--- Material shown ---

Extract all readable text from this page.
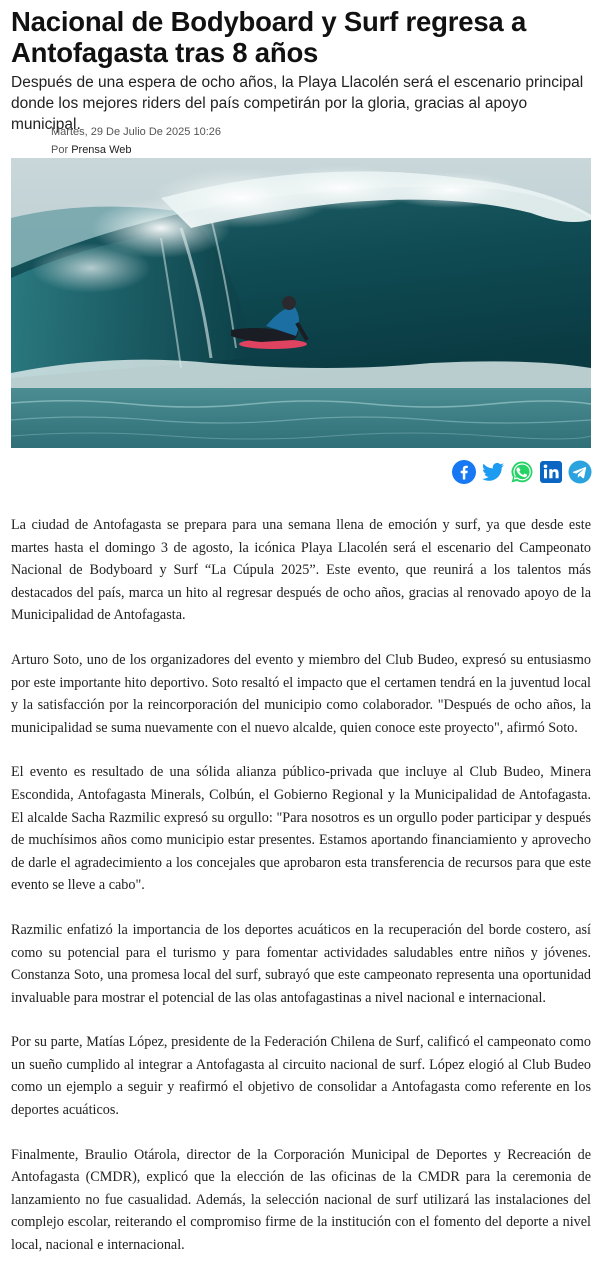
Nacional de Bodyboard y Surf regresa a Antofagasta tras 8 años

Después de una espera de ocho años, la Playa Llacolén será el escenario principal donde los mejores riders del país competirán por la gloria, gracias al apoyo municipal.

Martes, 29 De Julio De 2025 10:26
Por Prensa Web

La ciudad de Antofagasta se prepara para una semana llena de emoción y surf, ya que desde este martes hasta el domingo 3 de agosto, la icónica Playa Llacolén será el escenario del Campeonato Nacional de Bodyboard y Surf “La Cúpula 2025”. Este evento, que reunirá a los talentos más destacados del país, marca un hito al regresar después de ocho años, gracias al renovado apoyo de la Municipalidad de Antofagasta.

Arturo Soto, uno de los organizadores del evento y miembro del Club Budeo, expresó su entusiasmo por este importante hito deportivo. Soto resaltó el impacto que el certamen tendrá en la juventud local y la satisfacción por la reincorporación del municipio como colaborador. "Después de ocho años, la municipalidad se suma nuevamente con el nuevo alcalde, quien conoce este proyecto", afirmó Soto.

El evento es resultado de una sólida alianza público-privada que incluye al Club Budeo, Minera Escondida, Antofagasta Minerals, Colbún, el Gobierno Regional y la Municipalidad de Antofagasta. El alcalde Sacha Razmilic expresó su orgullo: "Para nosotros es un orgullo poder participar y después de muchísimos años como municipio estar presentes. Estamos aportando financiamiento y aprovecho de darle el agradecimiento a los concejales que aprobaron esta transferencia de recursos para que este evento se lleve a cabo".

Razmilic enfatizó la importancia de los deportes acuáticos en la recuperación del borde costero, así como su potencial para el turismo y para fomentar actividades saludables entre niños y jóvenes. Constanza Soto, una promesa local del surf, subrayó que este campeonato representa una oportunidad invaluable para mostrar el potencial de las olas antofagastinas a nivel nacional e internacional.

Por su parte, Matías López, presidente de la Federación Chilena de Surf, calificó el campeonato como un sueño cumplido al integrar a Antofagasta al circuito nacional de surf. López elogió al Club Budeo como un ejemplo a seguir y reafirmó el objetivo de consolidar a Antofagasta como referente en los deportes acuáticos.

Finalmente, Braulio Otárola, director de la Corporación Municipal de Deportes y Recreación de Antofagasta (CMDR), explicó que la elección de las oficinas de la CMDR para la ceremonia de lanzamiento no fue casualidad. Además, la selección nacional de surf utilizará las instalaciones del complejo escolar, reiterando el compromiso firme de la institución con el fomento del deporte a nivel local, nacional e internacional.
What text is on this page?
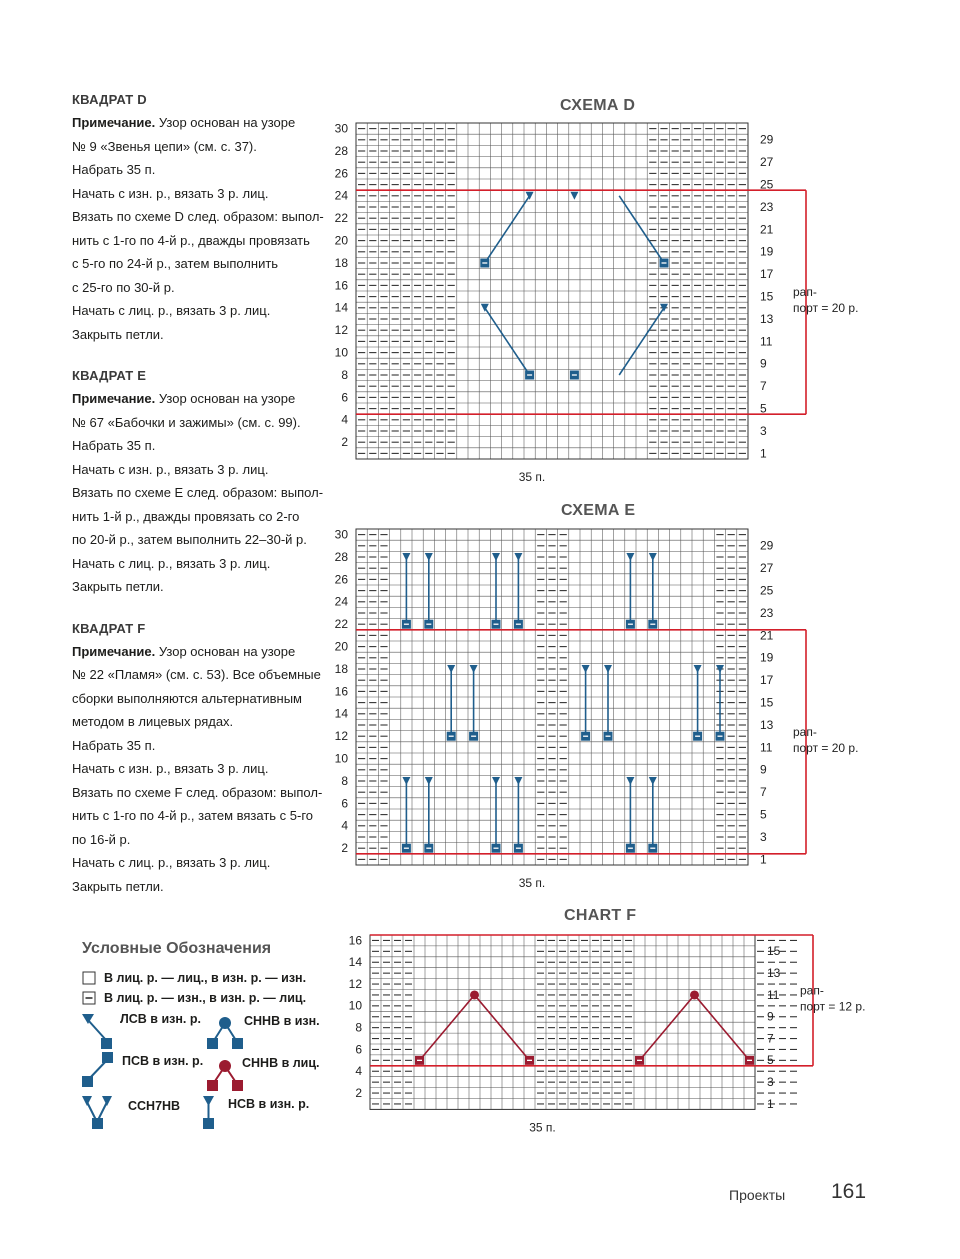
КВАДРАТ D

Примечание. Узор основан на узоре

№ 9 «Звенья цепи» (см. с. 37).

Набрать 35 п.

Начать с изн. р., вязать 3 р. лиц.

Вязать по схеме D след. образом: выпол-

нить с 1-го по 4-й р., дважды провязать

с 5-го по 24-й р., затем выполнить

с 25-го по 30-й р.

Начать с лиц. р., вязать 3 р. лиц.

Закрыть петли.

КВАДРАТ E

Примечание. Узор основан на узоре

№ 67 «Бабочки и зажимы» (см. с. 99).

Набрать 35 п.

Начать с изн. р., вязать 3 р. лиц.

Вязать по схеме E след. образом: выпол-

нить 1-й р., дважды провязать со 2-го

по 20-й р., затем выполнить 22–30-й р.

Начать с лиц. р., вязать 3 р. лиц.

Закрыть петли.

КВАДРАТ F

Примечание. Узор основан на узоре

№ 22 «Пламя» (см. с. 53). Все объемные

сборки выполняются альтернативным

методом в лицевых рядах.

Набрать 35 п.

Начать с изн. р., вязать 3 р. лиц.

Вязать по схеме F след. образом: выпол-

нить с 1-го по 4-й р., затем вязать с 5-го

по 16-й р.

Начать с лиц. р., вязать 3 р. лиц.

Закрыть петли.

Условные Обозначения
В лиц. р. — лиц., в изн. р. — изн.
В лиц. р. — изн., в изн. р. — лиц.
ЛСВ в изн. р.	СННВ в изн.
ПСВ в изн. р.	СННВ в лиц.
ССН7НВ	НСВ в изн. р.
СХЕМА D
СХЕМА E
CHART F
30
28
26
24
22
20
18
16
14
12
10
8
6
4
2
29
27
25
23
21
19
17
15
13
11
9
7
5
3
1
35 п.
рап-
порт = 20 р.
30
28
26
24
22
20
18
16
14
12
10
8
6
4
2
29
27
25
23
21
19
17
15
13
11
9
7
5
3
1
35 п.
рап-
порт = 20 р.
16
14
12
10
8
6
4
2
15
13
11
9
7
5
3
1
35 п.
рап-
порт = 12 р.
Проекты 161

---

Copy out each line of the entries that holds "выполнить".

Solved exercise
с 5-го по 24-й р., затем выполнить
по 20-й р., затем выполнить 22–30-й р.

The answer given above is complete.